- TEXTO PROPORCIONADO -
---

02/09/2026
Hoy quiero invitarte a hacer una oración que casi nadie hace. No es para pedir un milagro, ni dinero, ni protección. Hoy simplemente quiero que demos las gracias. Porque si estamos aquí, comenzando un nuevo mes, ya tenemos una bendición que muchas personas desearían tener: una nueva oportunidad de vivir, de luchar y de volver a empezar.
Hoy quiero hablarte, Flaca hermosa, a nombre de toda mi tribu, para agradecerte por permitirnos llegar hasta septiembre. Gracias por cada día que nos regalaste, por el trabajo que nos permitió llevar el sustento a casa, por la salud que nos dio fuerzas para seguir adelante, por el dinero que llegó justo cuando más lo necesitábamos, por los proyectos que poco a poco comenzaron a tomar forma y por la protección que brindaste a nuestros pasos y a nuestras familias.

---

- REGISTROS PROPORCIONADOS -
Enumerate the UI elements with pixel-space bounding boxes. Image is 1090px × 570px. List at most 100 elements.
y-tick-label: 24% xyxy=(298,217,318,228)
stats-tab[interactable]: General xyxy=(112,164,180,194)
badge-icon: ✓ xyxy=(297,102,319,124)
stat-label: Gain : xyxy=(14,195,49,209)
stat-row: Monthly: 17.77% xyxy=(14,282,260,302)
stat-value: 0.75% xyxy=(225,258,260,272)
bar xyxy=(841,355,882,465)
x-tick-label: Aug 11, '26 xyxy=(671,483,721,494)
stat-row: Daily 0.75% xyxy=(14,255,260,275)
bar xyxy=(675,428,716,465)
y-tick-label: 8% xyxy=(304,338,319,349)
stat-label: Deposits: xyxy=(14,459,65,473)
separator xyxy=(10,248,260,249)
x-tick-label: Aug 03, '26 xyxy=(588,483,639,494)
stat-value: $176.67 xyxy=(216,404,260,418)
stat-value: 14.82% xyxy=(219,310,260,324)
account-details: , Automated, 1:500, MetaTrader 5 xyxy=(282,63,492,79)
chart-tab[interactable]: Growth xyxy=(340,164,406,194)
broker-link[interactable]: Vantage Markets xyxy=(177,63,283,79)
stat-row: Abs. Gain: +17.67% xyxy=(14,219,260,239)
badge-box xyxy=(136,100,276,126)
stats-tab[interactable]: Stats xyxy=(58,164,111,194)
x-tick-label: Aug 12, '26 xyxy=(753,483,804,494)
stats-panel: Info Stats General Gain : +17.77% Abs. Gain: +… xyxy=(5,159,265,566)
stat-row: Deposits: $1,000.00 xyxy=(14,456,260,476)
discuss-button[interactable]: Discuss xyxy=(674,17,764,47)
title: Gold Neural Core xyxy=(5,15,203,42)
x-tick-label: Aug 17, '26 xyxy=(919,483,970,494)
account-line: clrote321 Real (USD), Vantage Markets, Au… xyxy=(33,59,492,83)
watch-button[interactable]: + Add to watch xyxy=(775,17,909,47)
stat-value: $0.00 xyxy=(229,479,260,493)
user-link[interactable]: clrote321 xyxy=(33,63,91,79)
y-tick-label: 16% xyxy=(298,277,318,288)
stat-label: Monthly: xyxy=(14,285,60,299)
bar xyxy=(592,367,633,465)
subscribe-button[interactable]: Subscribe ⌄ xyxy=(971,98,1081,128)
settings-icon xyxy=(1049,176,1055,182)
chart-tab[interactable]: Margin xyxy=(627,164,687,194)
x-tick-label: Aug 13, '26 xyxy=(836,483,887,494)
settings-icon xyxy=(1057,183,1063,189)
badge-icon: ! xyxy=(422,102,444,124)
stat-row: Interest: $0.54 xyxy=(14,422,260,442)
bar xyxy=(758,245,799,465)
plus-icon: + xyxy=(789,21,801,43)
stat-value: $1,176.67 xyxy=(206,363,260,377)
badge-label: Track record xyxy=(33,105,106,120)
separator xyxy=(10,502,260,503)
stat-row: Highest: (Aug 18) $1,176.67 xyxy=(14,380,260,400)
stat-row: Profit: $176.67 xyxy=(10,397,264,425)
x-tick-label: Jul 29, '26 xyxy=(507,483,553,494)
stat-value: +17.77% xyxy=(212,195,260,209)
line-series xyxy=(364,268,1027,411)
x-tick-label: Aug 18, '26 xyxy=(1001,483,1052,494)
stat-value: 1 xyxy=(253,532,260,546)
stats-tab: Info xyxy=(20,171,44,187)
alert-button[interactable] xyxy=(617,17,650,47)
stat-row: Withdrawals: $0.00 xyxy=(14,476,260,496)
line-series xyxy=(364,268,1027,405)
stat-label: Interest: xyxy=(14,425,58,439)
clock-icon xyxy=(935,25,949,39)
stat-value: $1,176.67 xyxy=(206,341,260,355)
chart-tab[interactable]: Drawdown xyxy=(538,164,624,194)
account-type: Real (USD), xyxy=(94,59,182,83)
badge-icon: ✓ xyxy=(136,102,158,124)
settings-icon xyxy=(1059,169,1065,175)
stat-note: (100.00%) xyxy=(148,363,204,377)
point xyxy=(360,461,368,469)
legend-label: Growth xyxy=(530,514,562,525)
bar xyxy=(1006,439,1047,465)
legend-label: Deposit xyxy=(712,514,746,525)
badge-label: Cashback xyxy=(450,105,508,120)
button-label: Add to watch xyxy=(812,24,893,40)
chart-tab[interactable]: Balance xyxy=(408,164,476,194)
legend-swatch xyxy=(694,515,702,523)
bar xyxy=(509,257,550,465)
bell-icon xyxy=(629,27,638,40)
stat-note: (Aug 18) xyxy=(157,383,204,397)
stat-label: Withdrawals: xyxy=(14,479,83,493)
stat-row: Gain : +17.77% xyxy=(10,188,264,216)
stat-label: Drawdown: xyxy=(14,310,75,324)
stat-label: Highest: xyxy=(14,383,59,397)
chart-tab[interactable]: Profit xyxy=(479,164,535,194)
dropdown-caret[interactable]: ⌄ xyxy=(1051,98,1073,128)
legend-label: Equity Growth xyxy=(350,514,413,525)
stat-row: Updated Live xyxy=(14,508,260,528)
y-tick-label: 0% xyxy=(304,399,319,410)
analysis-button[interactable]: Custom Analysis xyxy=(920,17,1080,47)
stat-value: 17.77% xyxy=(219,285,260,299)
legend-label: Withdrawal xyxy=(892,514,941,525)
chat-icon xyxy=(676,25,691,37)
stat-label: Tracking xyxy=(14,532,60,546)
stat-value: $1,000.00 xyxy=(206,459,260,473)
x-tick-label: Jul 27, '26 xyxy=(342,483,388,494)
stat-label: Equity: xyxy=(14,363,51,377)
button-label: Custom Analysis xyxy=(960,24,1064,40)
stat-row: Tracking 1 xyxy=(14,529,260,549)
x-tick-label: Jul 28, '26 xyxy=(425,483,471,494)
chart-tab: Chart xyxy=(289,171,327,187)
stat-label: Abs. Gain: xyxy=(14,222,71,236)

---

- QUÉ DEBES HACER -
Repite completa y sin ningún cambio la oración de agradecimiento. Los registros no intervienen en esto.

- SOLUCIÓN DEL EJERCICIO -
02/09/2026
Hoy quiero invitarte a hacer una oración que casi nadie hace. No es para pedir un milagro, ni dinero, ni protección. Hoy simplemente quiero que demos las gracias. Porque si estamos aquí, comenzando un nuevo mes, ya tenemos una bendición que muchas personas desearían tener: una nueva oportunidad de vivir, de luchar y de volver a empezar.
Hoy quiero hablarte, Flaca hermosa, a nombre de toda mi tribu, para agradecerte por permitirnos llegar hasta septiembre. Gracias por cada día que nos regalaste, por el trabajo que nos permitió llevar el sustento a casa, por la salud que nos dio fuerzas para seguir adelante, por el dinero que llegó justo cuando más lo necesitábamos, por los proyectos que poco a poco comenzaron a tomar forma y por la protección que brindaste a nuestros pasos y a nuestras familias.